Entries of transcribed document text

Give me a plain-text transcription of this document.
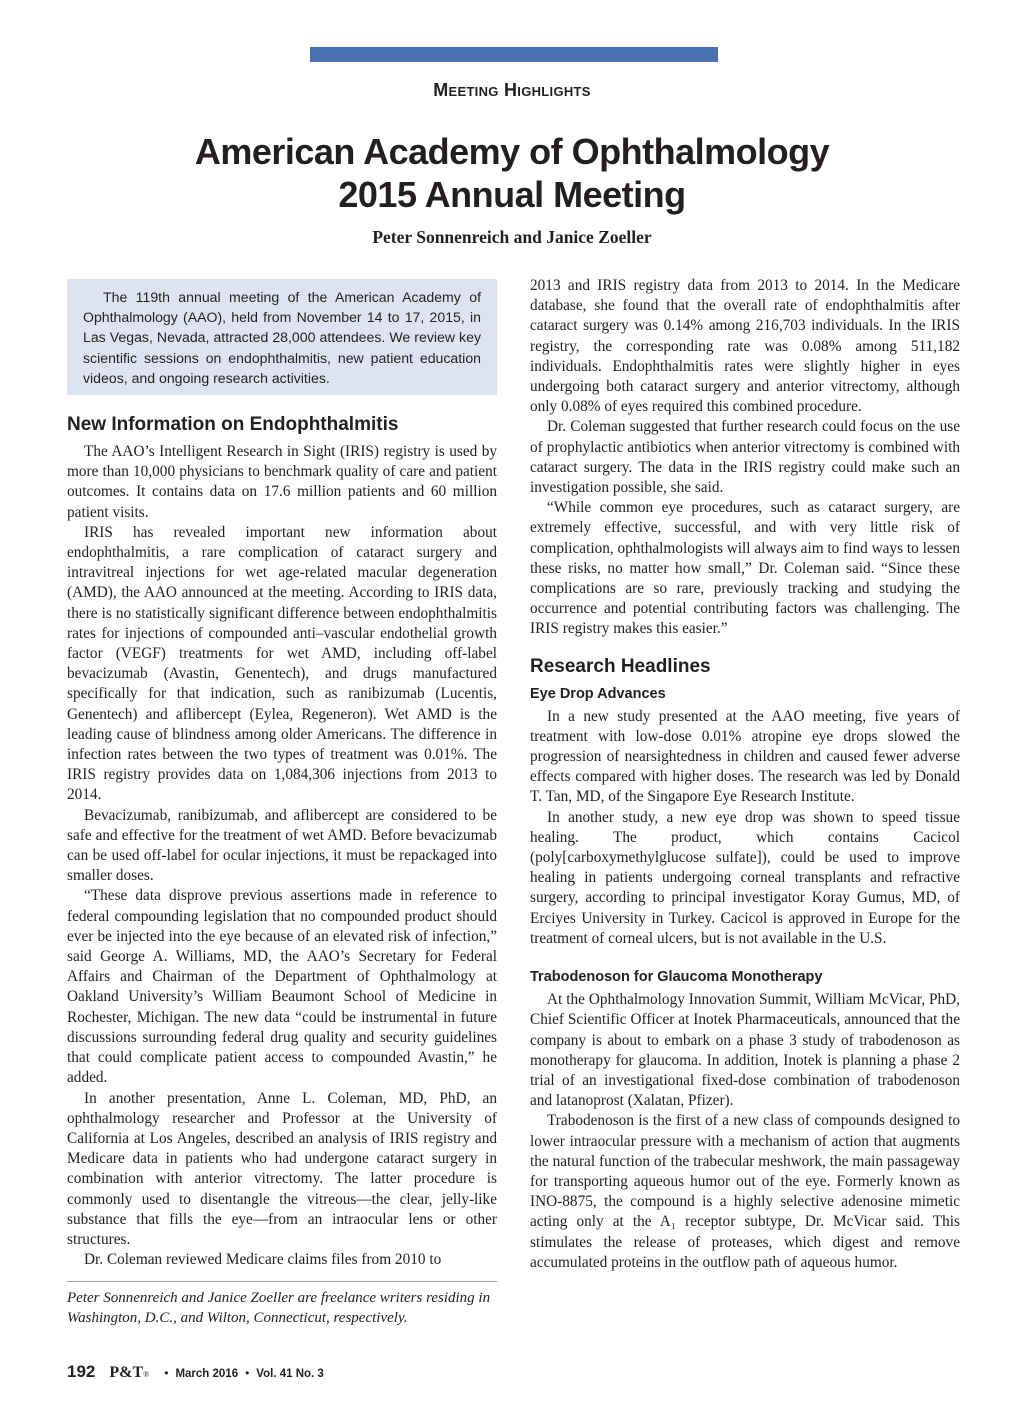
Meeting Highlights
American Academy of Ophthalmology
2015 Annual Meeting
Peter Sonnenreich and Janice Zoeller

The 119th annual meeting of the American Academy of Ophthalmology (AAO), held from November 14 to 17, 2015, in Las Vegas, Nevada, attracted 28,000 attendees. We review key scientific sessions on endophthalmitis, new patient education videos, and ongoing research activities.

New Information on Endophthalmitis

The AAO’s Intelligent Research in Sight (IRIS) registry is used by more than 10,000 physicians to benchmark quality of care and patient outcomes. It contains data on 17.6 million patients and 60 million patient visits.

IRIS has revealed important new information about endophthalmitis, a rare complication of cataract surgery and intravitreal injections for wet age-related macular degeneration (AMD), the AAO announced at the meeting. According to IRIS data, there is no statistically significant difference between endophthalmitis rates for injections of compounded anti–vascular endothelial growth factor (VEGF) treatments for wet AMD, including off-label bevacizumab (Avastin, Genentech), and drugs manufactured specifically for that indication, such as ranibizumab (Lucentis, Genentech) and aflibercept (Eylea, Regeneron). Wet AMD is the leading cause of blindness among older Americans. The difference in infection rates between the two types of treatment was 0.01%. The IRIS registry provides data on 1,084,306 injections from 2013 to 2014.

Bevacizumab, ranibizumab, and aflibercept are considered to be safe and effective for the treatment of wet AMD. Before bevacizumab can be used off-label for ocular injections, it must be repackaged into smaller doses.

“These data disprove previous assertions made in reference to federal compounding legislation that no compounded product should ever be injected into the eye because of an elevated risk of infection,” said George A. Williams, MD, the AAO’s Secretary for Federal Affairs and Chairman of the Department of Ophthalmology at Oakland University’s William Beaumont School of Medicine in Rochester, Michigan. The new data “could be instrumental in future discussions surrounding federal drug quality and security guidelines that could complicate patient access to compounded Avastin,” he added.

In another presentation, Anne L. Coleman, MD, PhD, an ophthalmology researcher and Professor at the University of California at Los Angeles, described an analysis of IRIS registry and Medicare data in patients who had undergone cataract surgery in combination with anterior vitrectomy. The latter procedure is commonly used to disentangle the vitreous—the clear, jelly-like substance that fills the eye—from an intraocular lens or other structures.

Dr. Coleman reviewed Medicare claims files from 2010 to

2013 and IRIS registry data from 2013 to 2014. In the Medicare database, she found that the overall rate of endophthalmitis after cataract surgery was 0.14% among 216,703 individuals. In the IRIS registry, the corresponding rate was 0.08% among 511,182 individuals. Endophthalmitis rates were slightly higher in eyes undergoing both cataract surgery and anterior vitrectomy, although only 0.08% of eyes required this combined procedure.

Dr. Coleman suggested that further research could focus on the use of prophylactic antibiotics when anterior vitrectomy is combined with cataract surgery. The data in the IRIS registry could make such an investigation possible, she said.

“While common eye procedures, such as cataract surgery, are extremely effective, successful, and with very little risk of complication, ophthalmologists will always aim to find ways to lessen these risks, no matter how small,” Dr. Coleman said. “Since these complications are so rare, previously tracking and studying the occurrence and potential contributing factors was challenging. The IRIS registry makes this easier.”

Research Headlines
Eye Drop Advances

In a new study presented at the AAO meeting, five years of treatment with low-dose 0.01% atropine eye drops slowed the progression of nearsightedness in children and caused fewer adverse effects compared with higher doses. The research was led by Donald T. Tan, MD, of the Singapore Eye Research Institute.

In another study, a new eye drop was shown to speed tissue healing. The product, which contains Cacicol (poly[carboxymethylglucose sulfate]), could be used to improve healing in patients undergoing corneal transplants and refractive surgery, according to principal investigator Koray Gumus, MD, of Erciyes University in Turkey. Cacicol is approved in Europe for the treatment of corneal ulcers, but is not available in the U.S.

Trabodenoson for Glaucoma Monotherapy

At the Ophthalmology Innovation Summit, William McVicar, PhD, Chief Scientific Officer at Inotek Pharmaceuticals, announced that the company is about to embark on a phase 3 study of trabodenoson as monotherapy for glaucoma. In addition, Inotek is planning a phase 2 trial of an investigational fixed-dose combination of trabodenoson and latanoprost (Xalatan, Pfizer).

Trabodenoson is the first of a new class of compounds designed to lower intraocular pressure with a mechanism of action that augments the natural function of the trabecular meshwork, the main passageway for transporting aqueous humor out of the eye. Formerly known as INO-8875, the compound is a highly selective adenosine mimetic acting only at the A₁ receptor subtype, Dr. McVicar said. This stimulates the release of proteases, which digest and remove accumulated proteins in the outflow path of aqueous humor.

Peter Sonnenreich and Janice Zoeller are freelance writers residing in Washington, D.C., and Wilton, Connecticut, respectively.
192 P&T ® • March 2016 • Vol. 41 No. 3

§ BRIEF: Please reproduce the records above exactly, leaving out every picture.

§ WRITTEN SOLUTION:
Give me a plain-text transcription of this document.
Meeting Highlights
American Academy of Ophthalmology
2015 Annual Meeting
Peter Sonnenreich and Janice Zoeller

The 119th annual meeting of the American Academy of Ophthalmology (AAO), held from November 14 to 17, 2015, in Las Vegas, Nevada, attracted 28,000 attendees. We review key scientific sessions on endophthalmitis, new patient education videos, and ongoing research activities.

New Information on Endophthalmitis

The AAO’s Intelligent Research in Sight (IRIS) registry is used by more than 10,000 physicians to benchmark quality of care and patient outcomes. It contains data on 17.6 million patients and 60 million patient visits.

IRIS has revealed important new information about endophthalmitis, a rare complication of cataract surgery and intravitreal injections for wet age-related macular degeneration (AMD), the AAO announced at the meeting. According to IRIS data, there is no statistically significant difference between endophthalmitis rates for injections of compounded anti–vascular endothelial growth factor (VEGF) treatments for wet AMD, including off-label bevacizumab (Avastin, Genentech), and drugs manufactured specifically for that indication, such as ranibizumab (Lucentis, Genentech) and aflibercept (Eylea, Regeneron). Wet AMD is the leading cause of blindness among older Americans. The difference in infection rates between the two types of treatment was 0.01%. The IRIS registry provides data on 1,084,306 injections from 2013 to 2014.

Bevacizumab, ranibizumab, and aflibercept are considered to be safe and effective for the treatment of wet AMD. Before bevacizumab can be used off-label for ocular injections, it must be repackaged into smaller doses.

“These data disprove previous assertions made in reference to federal compounding legislation that no compounded product should ever be injected into the eye because of an elevated risk of infection,” said George A. Williams, MD, the AAO’s Secretary for Federal Affairs and Chairman of the Department of Ophthalmology at Oakland University’s William Beaumont School of Medicine in Rochester, Michigan. The new data “could be instrumental in future discussions surrounding federal drug quality and security guidelines that could complicate patient access to compounded Avastin,” he added.

In another presentation, Anne L. Coleman, MD, PhD, an ophthalmology researcher and Professor at the University of California at Los Angeles, described an analysis of IRIS registry and Medicare data in patients who had undergone cataract surgery in combination with anterior vitrectomy. The latter procedure is commonly used to disentangle the vitreous—the clear, jelly-like substance that fills the eye—from an intraocular lens or other structures.

Dr. Coleman reviewed Medicare claims files from 2010 to

2013 and IRIS registry data from 2013 to 2014. In the Medicare database, she found that the overall rate of endophthalmitis after cataract surgery was 0.14% among 216,703 individuals. In the IRIS registry, the corresponding rate was 0.08% among 511,182 individuals. Endophthalmitis rates were slightly higher in eyes undergoing both cataract surgery and anterior vitrectomy, although only 0.08% of eyes required this combined procedure.

Dr. Coleman suggested that further research could focus on the use of prophylactic antibiotics when anterior vitrectomy is combined with cataract surgery. The data in the IRIS registry could make such an investigation possible, she said.

“While common eye procedures, such as cataract surgery, are extremely effective, successful, and with very little risk of complication, ophthalmologists will always aim to find ways to lessen these risks, no matter how small,” Dr. Coleman said. “Since these complications are so rare, previously tracking and studying the occurrence and potential contributing factors was challenging. The IRIS registry makes this easier.”

Research Headlines
Eye Drop Advances

In a new study presented at the AAO meeting, five years of treatment with low-dose 0.01% atropine eye drops slowed the progression of nearsightedness in children and caused fewer adverse effects compared with higher doses. The research was led by Donald T. Tan, MD, of the Singapore Eye Research Institute.

In another study, a new eye drop was shown to speed tissue healing. The product, which contains Cacicol (poly[carboxymethylglucose sulfate]), could be used to improve healing in patients undergoing corneal transplants and refractive surgery, according to principal investigator Koray Gumus, MD, of Erciyes University in Turkey. Cacicol is approved in Europe for the treatment of corneal ulcers, but is not available in the U.S.

Trabodenoson for Glaucoma Monotherapy

At the Ophthalmology Innovation Summit, William McVicar, PhD, Chief Scientific Officer at Inotek Pharmaceuticals, announced that the company is about to embark on a phase 3 study of trabodenoson as monotherapy for glaucoma. In addition, Inotek is planning a phase 2 trial of an investigational fixed-dose combination of trabodenoson and latanoprost (Xalatan, Pfizer).

Trabodenoson is the first of a new class of compounds designed to lower intraocular pressure with a mechanism of action that augments the natural function of the trabecular meshwork, the main passageway for transporting aqueous humor out of the eye. Formerly known as INO-8875, the compound is a highly selective adenosine mimetic acting only at the A₁ receptor subtype, Dr. McVicar said. This stimulates the release of proteases, which digest and remove accumulated proteins in the outflow path of aqueous humor.

Peter Sonnenreich and Janice Zoeller are freelance writers residing in Washington, D.C., and Wilton, Connecticut, respectively.
192 P&T ® • March 2016 • Vol. 41 No. 3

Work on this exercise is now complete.